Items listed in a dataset
◇ ◇ ◇ ◇ ◇

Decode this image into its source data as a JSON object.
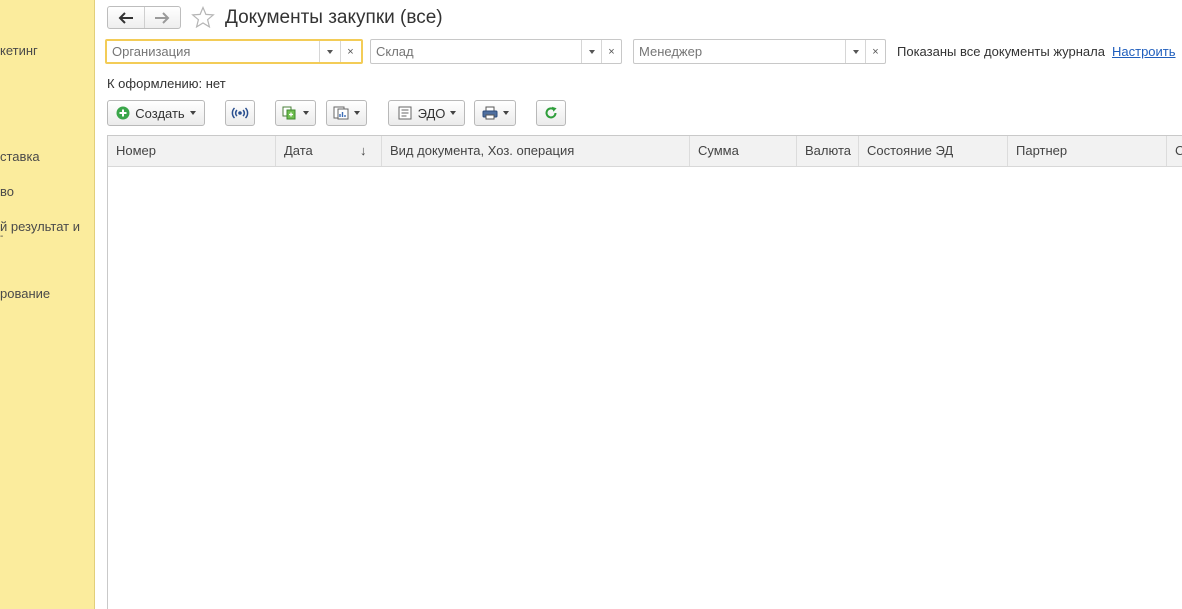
{
  "sidebar": {
    "items": [
      {
        "label": "кетинг"
      },
      {
        "label": "ставка"
      },
      {
        "label": "во"
      },
      {
        "label": "й результат и"
      },
      {
        "label": "-"
      },
      {
        "label": "рование"
      }
    ]
  },
  "header": {
    "title": "Документы закупки (все)"
  },
  "filters": {
    "organization": {
      "placeholder": "Организация",
      "value": ""
    },
    "warehouse": {
      "placeholder": "Склад",
      "value": ""
    },
    "manager": {
      "placeholder": "Менеджер",
      "value": ""
    },
    "clear_glyph": "×"
  },
  "journal": {
    "status_text": "Показаны все документы журнала",
    "configure_link": "Настроить",
    "pending_text": "К оформлению: нет"
  },
  "toolbar": {
    "create_label": "Создать",
    "edo_label": "ЭДО"
  },
  "table": {
    "columns": [
      {
        "label": "Номер"
      },
      {
        "label": "Дата",
        "sort": "↓"
      },
      {
        "label": "Вид документа, Хоз. операция"
      },
      {
        "label": "Сумма"
      },
      {
        "label": "Валюта"
      },
      {
        "label": "Состояние ЭД"
      },
      {
        "label": "Партнер"
      },
      {
        "label": "С"
      }
    ],
    "rows": []
  },
  "colors": {
    "sidebar_bg": "#fbec9d",
    "active_field_border": "#f3cc57",
    "link": "#1f5ebd",
    "create_icon": "#3aa64a",
    "refresh_icon": "#2f9e3b"
  }
}
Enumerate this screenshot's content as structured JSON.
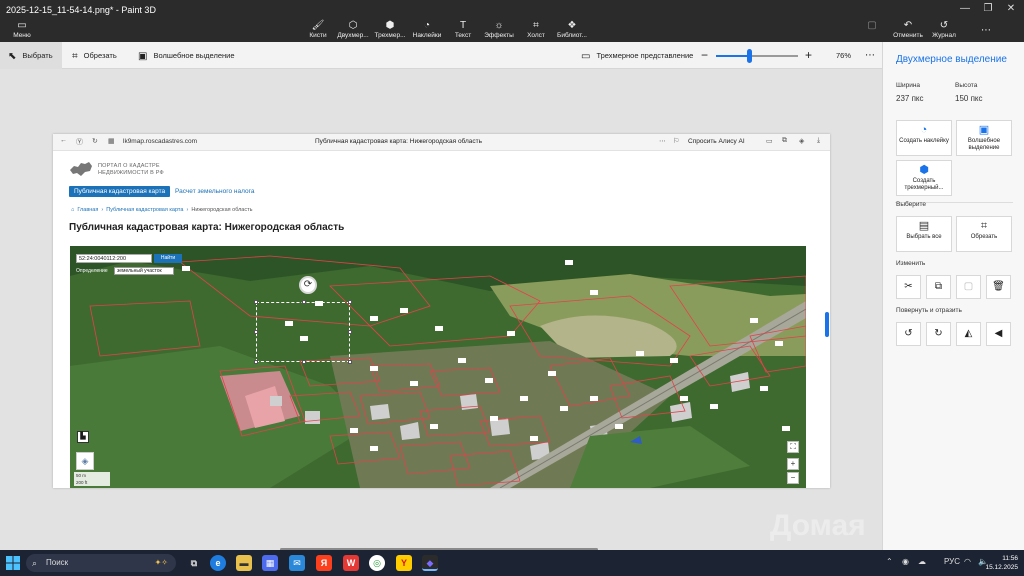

◇ ◇ ◇ ◇ ◇

**TASK OBJECTIVE:** Repeat each entry above word for word, leaving every picture out.

**FULL RESPONSE:**
Decode this image into its source data as a JSON object.
{
  "sidebar": {
    "items": [
      {
        "label": "кетинг"
      },
      {
        "label": "ставка"
      },
      {
        "label": "во"
      },
      {
        "label": "й результат и"
      },
      {
        "label": "-"
      },
      {
        "label": "рование"
      }
    ]
  },
  "header": {
    "title": "Документы закупки (все)"
  },
  "filters": {
    "organization": {
      "placeholder": "Организация",
      "value": ""
    },
    "warehouse": {
      "placeholder": "Склад",
      "value": ""
    },
    "manager": {
      "placeholder": "Менеджер",
      "value": ""
    },
    "clear_glyph": "×"
  },
  "journal": {
    "status_text": "Показаны все документы журнала",
    "configure_link": "Настроить",
    "pending_text": "К оформлению: нет"
  },
  "toolbar": {
    "create_label": "Создать",
    "edo_label": "ЭДО"
  },
  "table": {
    "columns": [
      {
        "label": "Номер"
      },
      {
        "label": "Дата",
        "sort": "↓"
      },
      {
        "label": "Вид документа, Хоз. операция"
      },
      {
        "label": "Сумма"
      },
      {
        "label": "Валюта"
      },
      {
        "label": "Состояние ЭД"
      },
      {
        "label": "Партнер"
      },
      {
        "label": "С"
      }
    ],
    "rows": []
  },
  "colors": {
    "sidebar_bg": "#fbec9d",
    "active_field_border": "#f3cc57",
    "link": "#1f5ebd",
    "create_icon": "#3aa64a",
    "refresh_icon": "#2f9e3b"
  }
}
Enumerate this screenshot's content as structured JSON.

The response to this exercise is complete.